%%
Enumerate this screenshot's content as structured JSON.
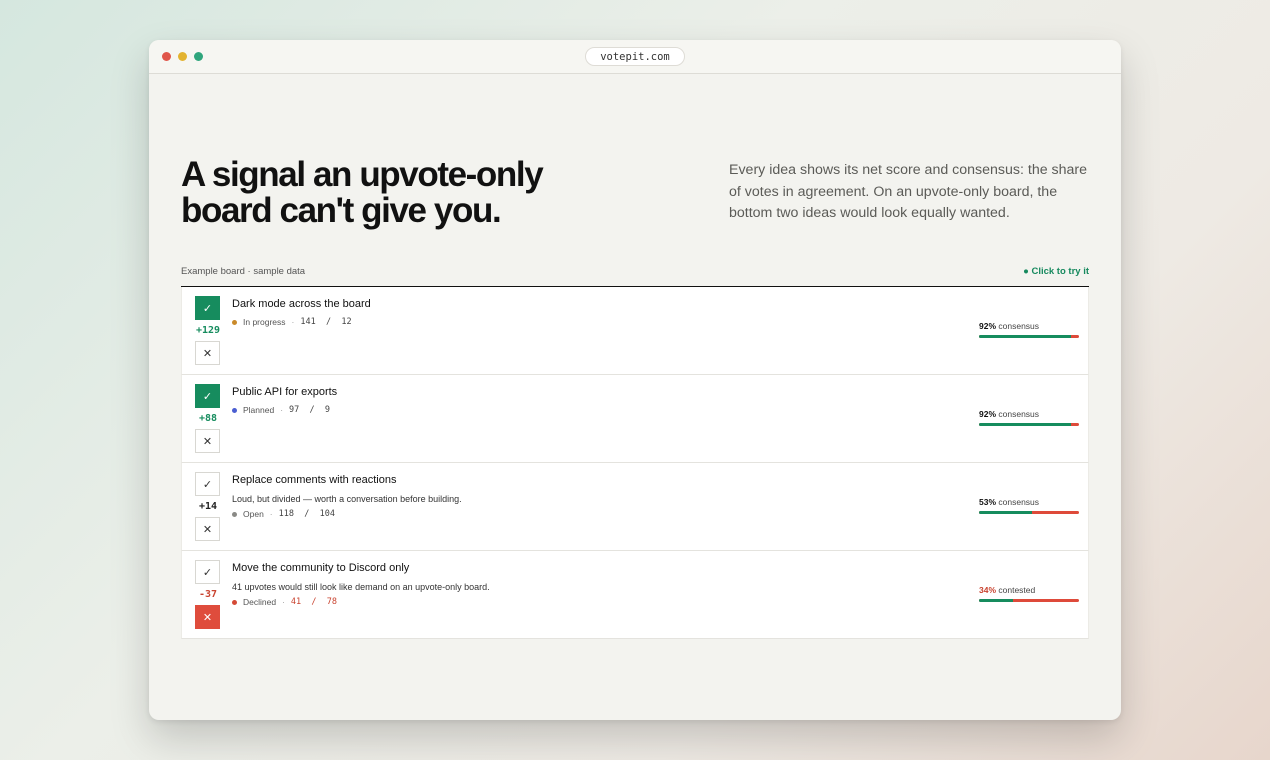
{
  "browser": {
    "url": "votepit.com"
  },
  "hero": {
    "headline_line1": "A signal an upvote-only",
    "headline_line2": "board can't give you.",
    "description": "Every idea shows its net score and consensus: the share of votes in agreement. On an upvote-only board, the bottom two ideas would look equally wanted."
  },
  "board": {
    "label": "Example board · sample data",
    "try_it": "● Click to try it",
    "up_icon": "✓",
    "down_icon": "✕",
    "count_separator": "/",
    "rows": [
      {
        "title": "Dark mode across the board",
        "note": "",
        "score": "+129",
        "status": "In progress",
        "status_color": "#c98a2a",
        "up": "141",
        "down": "12",
        "consensus_pct": "92%",
        "consensus_label": "consensus",
        "agreement_fraction": 0.92,
        "vote": "up"
      },
      {
        "title": "Public API for exports",
        "note": "",
        "score": "+88",
        "status": "Planned",
        "status_color": "#4a5ed1",
        "up": "97",
        "down": "9",
        "consensus_pct": "92%",
        "consensus_label": "consensus",
        "agreement_fraction": 0.92,
        "vote": "up"
      },
      {
        "title": "Replace comments with reactions",
        "note": "Loud, but divided — worth a conversation before building.",
        "score": "+14",
        "status": "Open",
        "status_color": "#8a8a86",
        "up": "118",
        "down": "104",
        "consensus_pct": "53%",
        "consensus_label": "consensus",
        "agreement_fraction": 0.53,
        "vote": "none"
      },
      {
        "title": "Move the community to Discord only",
        "note": "41 upvotes would still look like demand on an upvote-only board.",
        "score": "-37",
        "status": "Declined",
        "status_color": "#d44a36",
        "up": "41",
        "down": "78",
        "consensus_pct": "34%",
        "consensus_label": "contested",
        "agreement_fraction": 0.34,
        "vote": "down"
      }
    ]
  },
  "colors": {
    "accent_green": "#168c5e",
    "accent_red": "#df4c3c"
  }
}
%%
Exercise instructions: Exclude all images and restate the records above word for word.

Answer to the problem:
Enumerate this screenshot's content as structured JSON.
{
  "browser": {
    "url": "votepit.com"
  },
  "hero": {
    "headline_line1": "A signal an upvote-only",
    "headline_line2": "board can't give you.",
    "description": "Every idea shows its net score and consensus: the share of votes in agreement. On an upvote-only board, the bottom two ideas would look equally wanted."
  },
  "board": {
    "label": "Example board · sample data",
    "try_it": "● Click to try it",
    "up_icon": "✓",
    "down_icon": "✕",
    "count_separator": "/",
    "rows": [
      {
        "title": "Dark mode across the board",
        "note": "",
        "score": "+129",
        "status": "In progress",
        "status_color": "#c98a2a",
        "up": "141",
        "down": "12",
        "consensus_pct": "92%",
        "consensus_label": "consensus",
        "agreement_fraction": 0.92,
        "vote": "up"
      },
      {
        "title": "Public API for exports",
        "note": "",
        "score": "+88",
        "status": "Planned",
        "status_color": "#4a5ed1",
        "up": "97",
        "down": "9",
        "consensus_pct": "92%",
        "consensus_label": "consensus",
        "agreement_fraction": 0.92,
        "vote": "up"
      },
      {
        "title": "Replace comments with reactions",
        "note": "Loud, but divided — worth a conversation before building.",
        "score": "+14",
        "status": "Open",
        "status_color": "#8a8a86",
        "up": "118",
        "down": "104",
        "consensus_pct": "53%",
        "consensus_label": "consensus",
        "agreement_fraction": 0.53,
        "vote": "none"
      },
      {
        "title": "Move the community to Discord only",
        "note": "41 upvotes would still look like demand on an upvote-only board.",
        "score": "-37",
        "status": "Declined",
        "status_color": "#d44a36",
        "up": "41",
        "down": "78",
        "consensus_pct": "34%",
        "consensus_label": "contested",
        "agreement_fraction": 0.34,
        "vote": "down"
      }
    ]
  },
  "colors": {
    "accent_green": "#168c5e",
    "accent_red": "#df4c3c"
  }
}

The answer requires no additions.